▶ Consigne 1
Selon le texte extrait, en quelle année la Gendarmerie a-t-elle été transférée au ministère de l'Intérieur ?

▶ Texte extrait
------------------------------------
30 novembre 2020
Dans un long article publié sur Linkedin mais aussi en interne, le général d’armée François Gieré, inspecteur général des armées-Gendarmerie (IGA-G) se penche de manière approfondie sur la militarité de la Gendarmerie, un sujet particulièrement opportun dans le contexte actuel.
“Alors que certains craignaient la disparition de son statut de force armée suite à son transfert au ministère de l’Intérieur en 2009, son identité militaire s’est vue au contraire renforcée en droit et s’exprime au quotidien au travers des missions très variées qu’elle exécute sur l’ensemble du territoire national et au-delà” écrit en préambule le second général cinq étoiles de l’Arme.
------------------------------------
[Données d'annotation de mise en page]
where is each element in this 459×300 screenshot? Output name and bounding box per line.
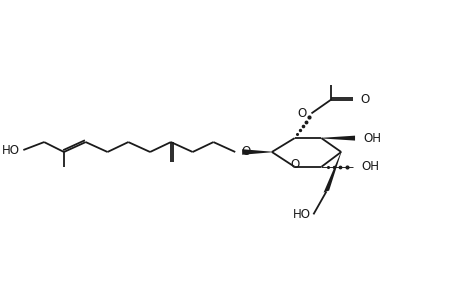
Polygon shape (323, 152, 341, 193)
Text: O: O (297, 107, 306, 120)
Text: O: O (289, 158, 299, 171)
Text: OH: OH (360, 160, 378, 173)
Text: OH: OH (362, 132, 380, 145)
Text: O: O (359, 93, 369, 106)
Polygon shape (321, 136, 354, 141)
Text: O: O (241, 146, 250, 158)
Text: HO: HO (292, 208, 310, 221)
Polygon shape (241, 149, 271, 155)
Text: HO: HO (2, 143, 20, 157)
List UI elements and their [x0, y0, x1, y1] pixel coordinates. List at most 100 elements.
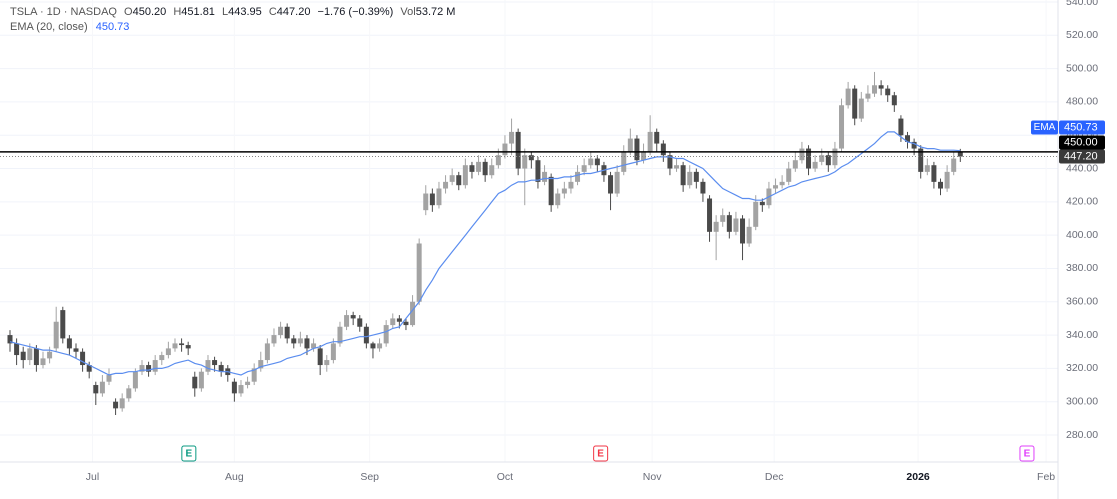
open: 450.20 — [133, 6, 167, 18]
candle-body — [528, 155, 534, 161]
candle-body — [865, 93, 871, 99]
candle-body — [845, 88, 851, 106]
candle-body — [396, 318, 402, 322]
candle-body — [733, 218, 739, 232]
x-tick-label: Nov — [643, 471, 662, 483]
candle-body — [502, 143, 508, 156]
candle-body — [238, 385, 244, 394]
candle-body — [258, 360, 264, 369]
candle-body — [159, 355, 165, 361]
volume-label: Vol — [400, 6, 415, 18]
candle-body — [753, 201, 759, 227]
candle-body — [819, 155, 825, 162]
candle-body — [284, 326, 290, 339]
candle-body — [317, 348, 323, 366]
candle-body — [654, 131, 660, 144]
candle-body — [324, 360, 330, 366]
candle-body — [509, 131, 515, 144]
candle-body — [337, 326, 343, 344]
x-tick-label: Dec — [765, 471, 784, 483]
candle-body — [740, 218, 746, 244]
candle-body — [311, 343, 317, 349]
x-tick-label: Aug — [225, 471, 244, 483]
candle-body — [548, 176, 554, 206]
candle-body — [218, 365, 224, 372]
y-tick-label: 500.00 — [1066, 62, 1098, 74]
candle-body — [429, 193, 435, 206]
candle-body — [898, 118, 904, 136]
x-tick-label: Oct — [497, 471, 513, 483]
x-tick-label: Sep — [360, 471, 379, 483]
candle-body — [363, 326, 369, 344]
y-tick-label: 380.00 — [1066, 262, 1098, 274]
candle-body — [647, 131, 653, 152]
candle-body — [806, 148, 812, 169]
legend-line: TSLA · 1D · NASDAQ O450.20 H451.81 L443.… — [10, 6, 455, 18]
candle-body — [944, 171, 950, 189]
candle-body — [746, 226, 752, 244]
candle-body — [99, 381, 105, 394]
candle-body — [344, 315, 350, 327]
candle-body — [350, 315, 356, 319]
high: 451.81 — [181, 6, 215, 18]
candle-body — [713, 221, 719, 232]
candle-body — [759, 201, 765, 206]
low: 443.95 — [228, 6, 262, 18]
candle-body — [489, 165, 495, 176]
candle-body — [812, 161, 818, 169]
candle-body — [93, 385, 99, 394]
candle-body — [542, 171, 548, 182]
candle-body — [423, 193, 429, 211]
candle-body — [185, 345, 191, 349]
event-label: E — [186, 449, 193, 460]
close-label: C — [269, 6, 277, 18]
price-tag-label: 450.00 — [1064, 136, 1098, 148]
ema-tag-name-box — [1031, 120, 1058, 135]
candle-body — [47, 351, 53, 359]
event-marker — [1019, 445, 1035, 462]
candle-body — [720, 215, 726, 222]
candle-body — [627, 138, 633, 152]
y-tick-label: 480.00 — [1066, 96, 1098, 108]
candle-body — [383, 325, 389, 344]
price-tag-label: 450.73 — [1064, 121, 1098, 133]
candle-body — [152, 360, 158, 372]
indicator-value: 450.73 — [96, 21, 130, 33]
candle-body — [297, 338, 303, 344]
candle-body — [614, 171, 620, 194]
candle-body — [581, 165, 587, 172]
price-tag-label: 447.20 — [1064, 150, 1098, 162]
candle-body — [53, 321, 59, 349]
candle-body — [33, 348, 39, 366]
event-label: E — [1024, 449, 1031, 460]
change: −1.76 (−0.39%) — [318, 6, 394, 18]
x-tick-label: 2026 — [906, 471, 930, 483]
candle-body — [377, 343, 383, 349]
candle-body — [924, 165, 930, 172]
candle-body — [938, 181, 944, 189]
candle-body — [799, 148, 805, 161]
open-label: O — [124, 6, 133, 18]
candle-body — [146, 365, 152, 372]
close: 447.20 — [277, 6, 311, 18]
candle-body — [852, 88, 858, 119]
y-tick-label: 520.00 — [1066, 29, 1098, 41]
candle-body — [27, 348, 33, 361]
y-tick-label: 360.00 — [1066, 296, 1098, 308]
candle-body — [198, 371, 204, 389]
candle-body — [86, 365, 92, 372]
candle-body — [330, 343, 336, 361]
candle-body — [205, 360, 211, 372]
y-tick-label: 540.00 — [1066, 0, 1098, 8]
event-marker — [593, 445, 609, 462]
ema-line — [9, 131, 961, 376]
candle-body — [693, 171, 699, 182]
candle-body — [410, 301, 416, 326]
volume: 53.72 M — [416, 6, 456, 18]
candle-body — [212, 360, 218, 366]
candle-body — [469, 165, 475, 172]
candle-body — [278, 326, 284, 336]
candle-body — [291, 338, 297, 344]
candle-body — [73, 348, 79, 352]
candle-body — [660, 143, 666, 156]
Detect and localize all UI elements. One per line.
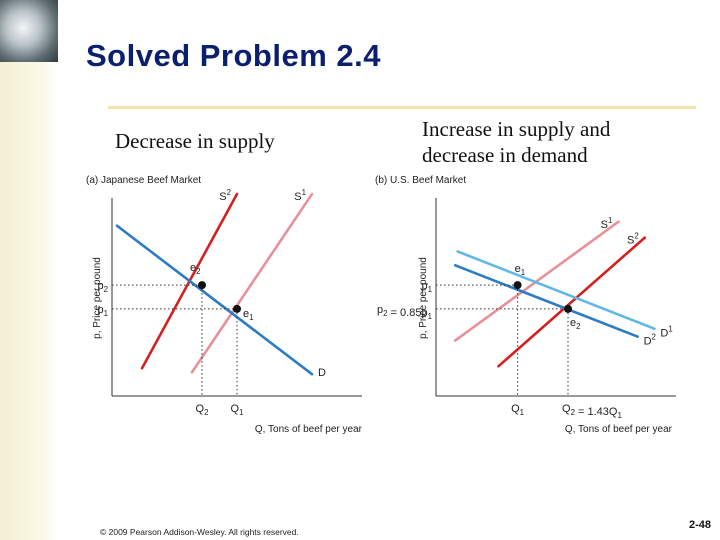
series-label-s1: S1 — [601, 216, 613, 231]
title-divider — [108, 106, 696, 109]
y-tick-label-p2-0-85p1: p2 = 0.85p1 — [377, 304, 433, 321]
series-line-d2 — [453, 264, 639, 338]
x-tick-label-q1: Q1 — [231, 403, 245, 417]
glass-cube-logo — [0, 0, 58, 62]
series-line-d — [115, 224, 314, 376]
x-tick-label-q2-1-43q1: Q2 = 1.43Q1 — [562, 403, 622, 420]
y-tick-label-p1: p1 — [97, 304, 108, 318]
series-line-d1 — [456, 250, 656, 330]
equilibrium-point-e2 — [564, 304, 572, 313]
equilibrium-label-e2: e2 — [190, 262, 201, 276]
panel-label: (a) Japanese Beef Market — [86, 175, 201, 186]
series-label-d2: D2 — [644, 333, 656, 348]
series-label-s2: S2 — [219, 188, 231, 203]
equilibrium-label-e1: e1 — [515, 263, 526, 277]
caption-decrease-supply: Decrease in supply — [115, 129, 275, 153]
series-line-s2 — [497, 236, 647, 368]
y-tick-label-p1: p1 — [421, 280, 432, 294]
equilibrium-label-e1: e1 — [243, 308, 254, 322]
series-label-d1: D1 — [660, 325, 673, 340]
series-label-s1: S1 — [294, 188, 306, 203]
equilibrium-point-e1 — [513, 281, 522, 290]
equilibrium-point-e1 — [233, 304, 241, 313]
left-decor-bar — [0, 0, 58, 540]
x-tick-label-q2: Q2 — [196, 403, 209, 417]
x-tick-label-q1: Q1 — [511, 403, 525, 417]
x-axis-label: Q, Tons of beef per year — [565, 424, 673, 435]
copyright-footer: © 2009 Pearson Addison-Wesley. All right… — [100, 527, 299, 537]
slide-title: Solved Problem 2.4 — [86, 38, 381, 73]
equilibrium-point-e2 — [198, 281, 206, 290]
page-number: 2-48 — [689, 519, 712, 531]
series-line-s1 — [190, 192, 314, 374]
x-axis-label: Q, Tons of beef per year — [255, 424, 363, 435]
y-axis-label: p, Price per pound — [418, 257, 429, 339]
equilibrium-label-e2: e2 — [570, 317, 581, 331]
y-tick-label-p2: p2 — [97, 280, 108, 294]
series-label-s2: S2 — [627, 232, 639, 247]
series-label-d: D — [318, 367, 326, 379]
panel-label: (b) U.S. Beef Market — [375, 175, 466, 186]
y-axis-label: p, Price per pound — [92, 257, 103, 339]
caption-increase-supply-decrease-demand: Increase in supply and decrease in deman… — [422, 117, 611, 167]
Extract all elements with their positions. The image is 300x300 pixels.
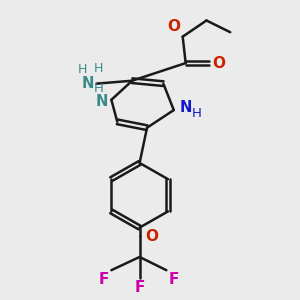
Text: N: N: [180, 100, 192, 115]
Text: F: F: [134, 280, 145, 296]
Text: N: N: [81, 76, 94, 91]
Text: H: H: [192, 106, 202, 119]
Text: F: F: [169, 272, 179, 287]
Text: O: O: [167, 19, 180, 34]
Text: H: H: [78, 63, 88, 76]
Text: O: O: [212, 56, 225, 70]
Text: O: O: [145, 229, 158, 244]
Text: H: H: [93, 62, 103, 75]
Text: F: F: [99, 272, 109, 287]
Text: N: N: [96, 94, 108, 109]
Text: H: H: [94, 82, 104, 95]
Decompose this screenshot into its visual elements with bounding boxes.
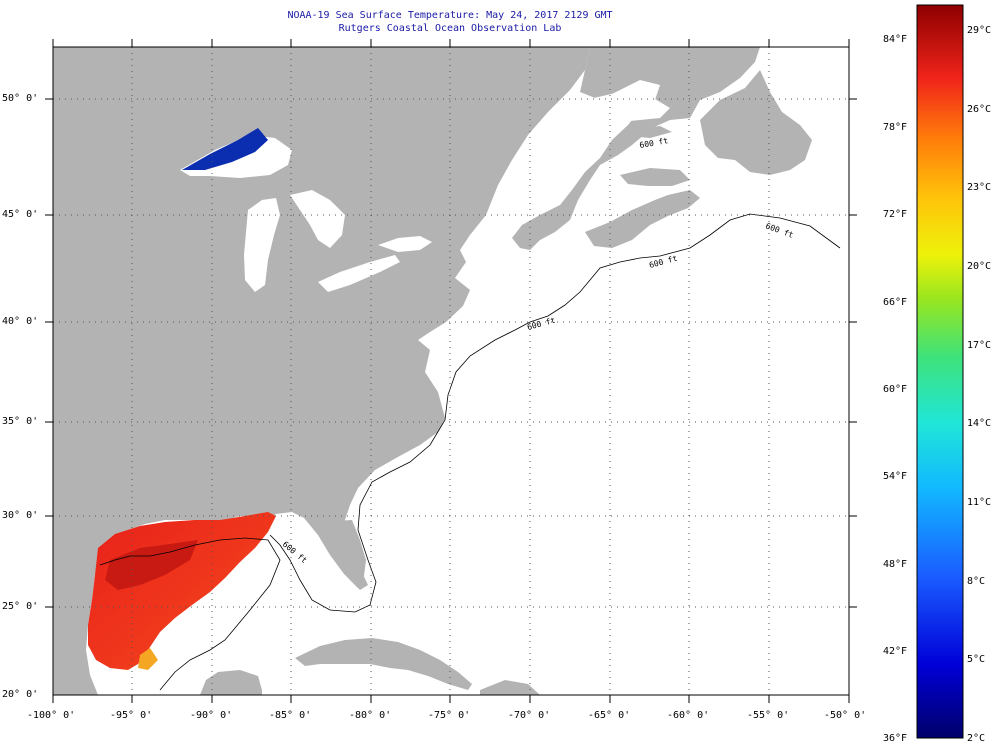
land-yucatan (200, 670, 262, 695)
isobath-gulf (99, 537, 281, 691)
lat-label: 30° 0' (2, 510, 39, 521)
land-florida (318, 520, 366, 588)
lon-label: -70° 0' (508, 710, 551, 721)
lon-label: -50° 0' (824, 710, 867, 721)
lat-label: 50° 0' (2, 93, 39, 104)
lat-label: 25° 0' (2, 601, 39, 612)
colorbar-c-label: 11°C (967, 497, 992, 508)
lat-label: 20° 0' (2, 689, 39, 700)
lon-label: -90° 0' (190, 710, 233, 721)
lon-label: -85° 0' (269, 710, 312, 721)
colorbar-c-label: 2°C (967, 733, 986, 744)
land-newfoundland (700, 70, 812, 175)
land-pei-cape-breton (620, 168, 690, 186)
colorbar-f-label: 66°F (883, 297, 908, 308)
lon-label: -95° 0' (110, 710, 153, 721)
colorbar-f-label: 60°F (883, 384, 908, 395)
lake-erie (318, 255, 400, 292)
colorbar-c-label: 5°C (967, 654, 986, 665)
colorbar-c-label: 17°C (967, 340, 992, 351)
colorbar-c-label: 29°C (967, 25, 992, 36)
lon-label: -60° 0' (667, 710, 710, 721)
lat-label: 35° 0' (2, 416, 39, 427)
st-lawrence-estuary (555, 92, 670, 138)
colorbar-f-label: 72°F (883, 209, 908, 220)
land-nova-scotia (585, 190, 700, 248)
axis-ticks (45, 39, 857, 703)
graticule (53, 47, 849, 695)
lon-label: -80° 0' (349, 710, 392, 721)
lon-label: -100° 0' (27, 710, 76, 721)
lake-ontario (378, 236, 432, 252)
lake-huron (290, 190, 345, 248)
colorbar (916, 4, 964, 739)
colorbar-f-label: 36°F (883, 733, 908, 744)
colorbar-c-label: 26°C (967, 104, 992, 115)
land-north-america (53, 47, 590, 695)
colorbar-c-label: 14°C (967, 418, 992, 429)
isobath-600ft-south (269, 329, 516, 613)
lon-label: -75° 0' (428, 710, 471, 721)
map-subtitle: Rutgers Coastal Ocean Observation Lab (338, 23, 562, 34)
lake-superior-cold (182, 128, 268, 170)
lon-label: -65° 0' (588, 710, 631, 721)
colorbar-f-label: 84°F (883, 34, 908, 45)
land-anticosti (628, 126, 672, 138)
land-hispaniola (480, 680, 540, 695)
lat-label: 40° 0' (2, 316, 39, 327)
land-cuba (295, 638, 472, 690)
land-maritimes (512, 47, 760, 250)
colorbar-f-label: 54°F (883, 471, 908, 482)
gulf-sst-cooler (138, 648, 158, 670)
colorbar-f-label: 48°F (883, 559, 908, 570)
lake-michigan (244, 198, 280, 292)
colorbar-f-label: 42°F (883, 646, 908, 657)
lat-label: 45° 0' (2, 209, 39, 220)
gulf-sst-dark (105, 540, 198, 590)
isobath-600ft (514, 213, 841, 331)
map-title: NOAA-19 Sea Surface Temperature: May 24,… (287, 10, 613, 21)
colorbar-c-label: 23°C (967, 182, 992, 193)
colorbar-f-label: 78°F (883, 122, 908, 133)
colorbar-c-label: 8°C (967, 576, 986, 587)
colorbar-c-label: 20°C (967, 261, 992, 272)
lon-label: -55° 0' (747, 710, 790, 721)
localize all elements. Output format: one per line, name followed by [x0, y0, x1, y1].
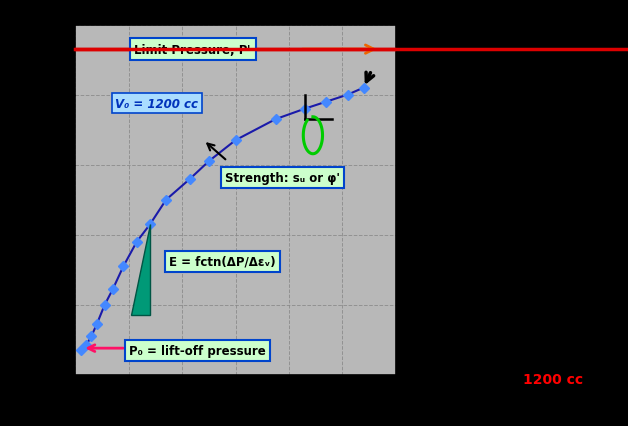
X-axis label: Volume Change (cc): Volume Change (cc)	[158, 403, 313, 417]
Text: V₀ = 1200 cc: V₀ = 1200 cc	[116, 97, 198, 110]
Text: Limit Pressure, Pᴸ: Limit Pressure, Pᴸ	[134, 43, 252, 57]
Y-axis label: Pressure (tsf): Pressure (tsf)	[38, 147, 52, 254]
Text: Strength: sᵤ or φ': Strength: sᵤ or φ'	[225, 171, 340, 184]
Text: P₀ = lift-off pressure: P₀ = lift-off pressure	[129, 344, 266, 357]
Text: 1200 cc: 1200 cc	[522, 372, 583, 386]
Text: E = fctn(ΔP/Δεᵥ): E = fctn(ΔP/Δεᵥ)	[169, 255, 276, 268]
Polygon shape	[131, 225, 150, 316]
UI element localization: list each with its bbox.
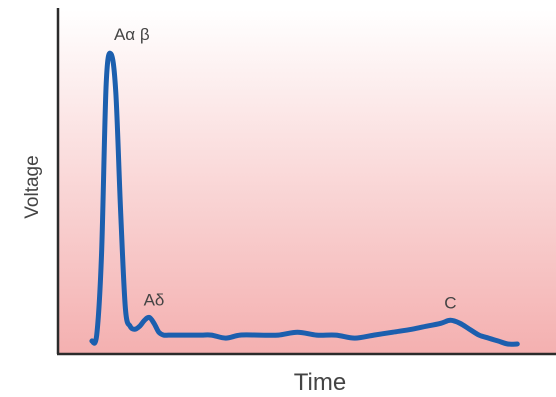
peak-label-c: C	[444, 293, 456, 312]
peak-label-a-alpha-beta: Aα β	[114, 25, 150, 44]
y-axis-label: Voltage	[22, 155, 43, 218]
voltage-trace	[89, 50, 520, 347]
x-axis-label: Time	[294, 369, 346, 396]
peak-labels: Aα β Aδ C	[114, 25, 457, 312]
peak-label-a-delta: Aδ	[144, 290, 165, 309]
plot-background	[58, 10, 556, 353]
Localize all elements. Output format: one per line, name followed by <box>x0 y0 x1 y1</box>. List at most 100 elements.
------------------------------------
▶ Consigne 2
Veuillez redonner uniquement les lignes du listing situées entre celle qui contient "land-yucatan (200, 670, 262, 695)" et celle qui contient "colorbar-c-label: 11°C (967, 497, 992, 508)", incluses, en changeant "lat-label" en "latitude-label" sans rien modifier d'autre.

▶ Bonne réponse 1
En 2009.

▶ Bonne réponse 2
land-yucatan (200, 670, 262, 695)
isobath-gulf (99, 537, 281, 691)
latitude-label: 30° 0' (2, 510, 39, 521)
land-florida (318, 520, 366, 588)
lon-label: -70° 0' (508, 710, 551, 721)
lon-label: -50° 0' (824, 710, 867, 721)
latitude-label: 50° 0' (2, 93, 39, 104)
latitude-label: 25° 0' (2, 601, 39, 612)
colorbar-c-label: 11°C (967, 497, 992, 508)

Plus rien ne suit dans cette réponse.